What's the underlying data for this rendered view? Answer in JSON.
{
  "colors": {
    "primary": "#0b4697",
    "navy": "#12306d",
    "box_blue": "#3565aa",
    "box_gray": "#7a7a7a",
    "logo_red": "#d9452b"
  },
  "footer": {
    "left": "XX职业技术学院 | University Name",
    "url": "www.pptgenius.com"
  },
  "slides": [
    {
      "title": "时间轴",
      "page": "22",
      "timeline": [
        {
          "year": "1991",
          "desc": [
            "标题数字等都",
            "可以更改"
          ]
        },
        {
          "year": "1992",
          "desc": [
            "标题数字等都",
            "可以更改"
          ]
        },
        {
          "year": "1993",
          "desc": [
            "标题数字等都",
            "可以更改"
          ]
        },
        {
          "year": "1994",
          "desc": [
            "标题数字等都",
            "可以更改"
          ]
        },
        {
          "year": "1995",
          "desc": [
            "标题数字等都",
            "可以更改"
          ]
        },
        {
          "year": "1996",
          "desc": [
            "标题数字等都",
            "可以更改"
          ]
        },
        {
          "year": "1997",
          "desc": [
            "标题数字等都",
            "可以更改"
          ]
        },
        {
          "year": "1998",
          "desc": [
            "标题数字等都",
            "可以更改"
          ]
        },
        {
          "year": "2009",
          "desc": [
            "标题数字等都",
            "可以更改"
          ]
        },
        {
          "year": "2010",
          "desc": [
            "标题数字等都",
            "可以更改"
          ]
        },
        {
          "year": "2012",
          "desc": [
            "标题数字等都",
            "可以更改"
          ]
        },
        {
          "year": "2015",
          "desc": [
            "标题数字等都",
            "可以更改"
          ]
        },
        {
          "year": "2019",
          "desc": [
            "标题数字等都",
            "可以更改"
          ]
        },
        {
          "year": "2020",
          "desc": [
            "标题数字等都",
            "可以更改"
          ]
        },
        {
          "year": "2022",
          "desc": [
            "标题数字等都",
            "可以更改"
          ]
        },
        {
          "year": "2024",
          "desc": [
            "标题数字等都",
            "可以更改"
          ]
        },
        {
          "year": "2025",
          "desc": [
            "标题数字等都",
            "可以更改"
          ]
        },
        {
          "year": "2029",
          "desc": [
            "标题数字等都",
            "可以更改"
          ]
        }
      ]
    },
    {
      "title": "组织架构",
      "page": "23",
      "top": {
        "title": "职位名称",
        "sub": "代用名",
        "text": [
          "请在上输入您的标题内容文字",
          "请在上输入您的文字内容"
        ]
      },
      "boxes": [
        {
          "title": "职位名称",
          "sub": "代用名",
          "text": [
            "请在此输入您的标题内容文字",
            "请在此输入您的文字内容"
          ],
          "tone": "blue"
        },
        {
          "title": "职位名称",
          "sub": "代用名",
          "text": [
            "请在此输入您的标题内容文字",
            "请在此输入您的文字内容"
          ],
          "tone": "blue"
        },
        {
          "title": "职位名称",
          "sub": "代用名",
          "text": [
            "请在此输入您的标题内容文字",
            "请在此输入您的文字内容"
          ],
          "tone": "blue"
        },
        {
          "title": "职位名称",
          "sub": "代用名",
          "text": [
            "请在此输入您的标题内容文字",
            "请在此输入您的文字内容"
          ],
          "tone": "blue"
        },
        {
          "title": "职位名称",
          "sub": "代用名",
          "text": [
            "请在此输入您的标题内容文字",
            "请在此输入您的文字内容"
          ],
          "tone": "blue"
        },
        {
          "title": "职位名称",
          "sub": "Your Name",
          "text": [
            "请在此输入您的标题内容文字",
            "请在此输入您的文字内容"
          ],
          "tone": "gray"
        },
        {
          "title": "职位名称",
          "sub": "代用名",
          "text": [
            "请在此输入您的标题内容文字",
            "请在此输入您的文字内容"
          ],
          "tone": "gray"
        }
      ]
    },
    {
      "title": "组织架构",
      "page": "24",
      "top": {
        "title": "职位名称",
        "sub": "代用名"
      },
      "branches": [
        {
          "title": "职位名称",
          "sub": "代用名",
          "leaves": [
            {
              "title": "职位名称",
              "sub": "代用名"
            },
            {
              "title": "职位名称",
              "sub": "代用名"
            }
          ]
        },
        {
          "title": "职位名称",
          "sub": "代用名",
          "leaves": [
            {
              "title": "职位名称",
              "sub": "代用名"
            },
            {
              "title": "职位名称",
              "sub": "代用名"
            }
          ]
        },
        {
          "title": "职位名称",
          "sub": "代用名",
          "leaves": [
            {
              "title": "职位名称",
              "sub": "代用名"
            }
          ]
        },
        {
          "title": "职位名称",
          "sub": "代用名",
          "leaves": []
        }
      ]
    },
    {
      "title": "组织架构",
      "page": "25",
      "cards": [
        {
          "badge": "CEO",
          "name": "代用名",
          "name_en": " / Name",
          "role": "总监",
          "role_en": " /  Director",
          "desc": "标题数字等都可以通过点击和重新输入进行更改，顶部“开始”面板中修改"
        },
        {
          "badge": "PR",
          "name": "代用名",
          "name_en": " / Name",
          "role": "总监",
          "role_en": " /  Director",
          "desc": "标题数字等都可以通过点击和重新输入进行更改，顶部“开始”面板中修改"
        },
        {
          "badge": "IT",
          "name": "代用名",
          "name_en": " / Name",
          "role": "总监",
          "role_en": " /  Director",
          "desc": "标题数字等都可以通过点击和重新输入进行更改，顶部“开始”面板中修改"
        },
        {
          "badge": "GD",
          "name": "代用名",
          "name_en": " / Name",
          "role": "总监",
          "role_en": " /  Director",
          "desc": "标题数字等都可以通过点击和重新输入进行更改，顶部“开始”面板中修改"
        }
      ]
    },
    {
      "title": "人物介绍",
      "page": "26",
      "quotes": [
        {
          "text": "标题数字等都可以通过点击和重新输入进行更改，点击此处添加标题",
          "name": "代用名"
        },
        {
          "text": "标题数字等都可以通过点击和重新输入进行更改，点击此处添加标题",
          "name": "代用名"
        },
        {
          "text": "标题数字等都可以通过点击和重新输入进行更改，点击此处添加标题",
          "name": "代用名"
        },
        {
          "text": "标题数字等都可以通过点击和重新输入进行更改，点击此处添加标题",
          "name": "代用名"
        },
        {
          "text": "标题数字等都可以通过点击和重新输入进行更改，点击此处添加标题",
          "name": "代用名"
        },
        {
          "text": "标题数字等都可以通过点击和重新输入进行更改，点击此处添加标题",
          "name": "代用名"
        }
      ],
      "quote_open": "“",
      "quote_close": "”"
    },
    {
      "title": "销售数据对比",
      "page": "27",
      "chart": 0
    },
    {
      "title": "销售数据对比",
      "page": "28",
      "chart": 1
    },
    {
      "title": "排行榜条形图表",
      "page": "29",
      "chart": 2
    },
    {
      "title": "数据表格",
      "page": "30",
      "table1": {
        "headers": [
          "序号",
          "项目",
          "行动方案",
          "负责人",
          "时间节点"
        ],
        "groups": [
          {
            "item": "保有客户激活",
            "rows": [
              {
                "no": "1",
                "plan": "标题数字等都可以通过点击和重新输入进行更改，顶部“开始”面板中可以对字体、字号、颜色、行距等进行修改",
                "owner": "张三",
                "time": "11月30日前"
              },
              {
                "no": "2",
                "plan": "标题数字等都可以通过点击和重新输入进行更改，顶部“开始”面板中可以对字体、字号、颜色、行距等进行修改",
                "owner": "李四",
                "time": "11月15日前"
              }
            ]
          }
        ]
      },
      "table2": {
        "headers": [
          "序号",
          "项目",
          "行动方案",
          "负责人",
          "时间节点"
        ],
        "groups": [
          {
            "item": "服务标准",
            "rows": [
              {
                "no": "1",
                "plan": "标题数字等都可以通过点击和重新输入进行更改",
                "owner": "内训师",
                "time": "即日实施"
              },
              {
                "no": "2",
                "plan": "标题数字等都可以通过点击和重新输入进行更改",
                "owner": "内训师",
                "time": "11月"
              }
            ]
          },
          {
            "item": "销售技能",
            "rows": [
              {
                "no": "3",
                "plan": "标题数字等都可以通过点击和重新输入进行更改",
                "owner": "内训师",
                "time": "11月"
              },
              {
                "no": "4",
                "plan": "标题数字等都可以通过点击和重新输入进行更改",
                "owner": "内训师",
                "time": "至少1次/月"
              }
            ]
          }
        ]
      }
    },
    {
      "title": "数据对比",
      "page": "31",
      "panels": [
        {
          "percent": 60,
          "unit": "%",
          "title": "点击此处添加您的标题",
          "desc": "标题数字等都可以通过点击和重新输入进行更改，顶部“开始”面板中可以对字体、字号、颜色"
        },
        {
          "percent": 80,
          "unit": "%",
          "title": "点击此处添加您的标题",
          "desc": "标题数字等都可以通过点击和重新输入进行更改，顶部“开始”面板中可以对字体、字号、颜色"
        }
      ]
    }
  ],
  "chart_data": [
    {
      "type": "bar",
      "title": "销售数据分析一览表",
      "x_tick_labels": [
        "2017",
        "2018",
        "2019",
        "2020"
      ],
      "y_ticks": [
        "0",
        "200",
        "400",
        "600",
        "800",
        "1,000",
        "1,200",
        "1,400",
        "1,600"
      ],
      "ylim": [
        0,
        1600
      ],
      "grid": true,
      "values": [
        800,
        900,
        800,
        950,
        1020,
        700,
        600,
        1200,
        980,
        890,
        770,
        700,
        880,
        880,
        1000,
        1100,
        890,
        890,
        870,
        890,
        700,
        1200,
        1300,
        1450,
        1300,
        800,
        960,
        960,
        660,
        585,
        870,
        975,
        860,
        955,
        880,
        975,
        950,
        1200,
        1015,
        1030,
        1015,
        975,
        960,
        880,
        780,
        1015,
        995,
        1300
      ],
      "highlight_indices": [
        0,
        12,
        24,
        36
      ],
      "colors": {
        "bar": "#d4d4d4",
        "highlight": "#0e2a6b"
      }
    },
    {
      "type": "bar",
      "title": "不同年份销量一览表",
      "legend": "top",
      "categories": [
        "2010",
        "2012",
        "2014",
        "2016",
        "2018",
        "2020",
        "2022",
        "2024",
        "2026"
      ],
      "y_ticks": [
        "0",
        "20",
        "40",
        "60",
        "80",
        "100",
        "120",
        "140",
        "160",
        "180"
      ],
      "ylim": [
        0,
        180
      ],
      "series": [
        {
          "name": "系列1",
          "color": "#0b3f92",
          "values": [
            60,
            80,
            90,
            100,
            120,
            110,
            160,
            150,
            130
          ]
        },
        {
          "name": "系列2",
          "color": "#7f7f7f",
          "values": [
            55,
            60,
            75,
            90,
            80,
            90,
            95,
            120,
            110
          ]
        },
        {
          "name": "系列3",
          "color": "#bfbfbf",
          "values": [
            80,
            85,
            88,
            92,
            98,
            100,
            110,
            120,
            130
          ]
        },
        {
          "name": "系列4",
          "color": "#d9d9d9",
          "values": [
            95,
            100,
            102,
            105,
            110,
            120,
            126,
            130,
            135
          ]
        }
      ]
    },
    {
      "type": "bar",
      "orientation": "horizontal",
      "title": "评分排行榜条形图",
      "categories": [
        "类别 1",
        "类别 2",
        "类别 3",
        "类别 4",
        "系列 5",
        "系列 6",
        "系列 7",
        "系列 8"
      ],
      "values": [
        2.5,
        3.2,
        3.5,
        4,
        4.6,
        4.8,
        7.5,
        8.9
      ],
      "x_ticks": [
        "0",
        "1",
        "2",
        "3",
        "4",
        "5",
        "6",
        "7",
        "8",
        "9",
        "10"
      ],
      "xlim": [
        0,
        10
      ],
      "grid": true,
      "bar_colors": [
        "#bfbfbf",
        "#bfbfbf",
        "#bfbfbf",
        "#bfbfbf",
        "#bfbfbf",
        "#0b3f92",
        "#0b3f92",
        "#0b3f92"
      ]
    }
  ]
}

* **Exercise prompt**: Display every line of the listing that contains the string "page".

* **Solution below**:
      "page": "22",
      "page": "23",
      "page": "24",
      "page": "25",
      "page": "26",
      "page": "27",
      "page": "28",
      "page": "29",
      "page": "30",
      "page": "31",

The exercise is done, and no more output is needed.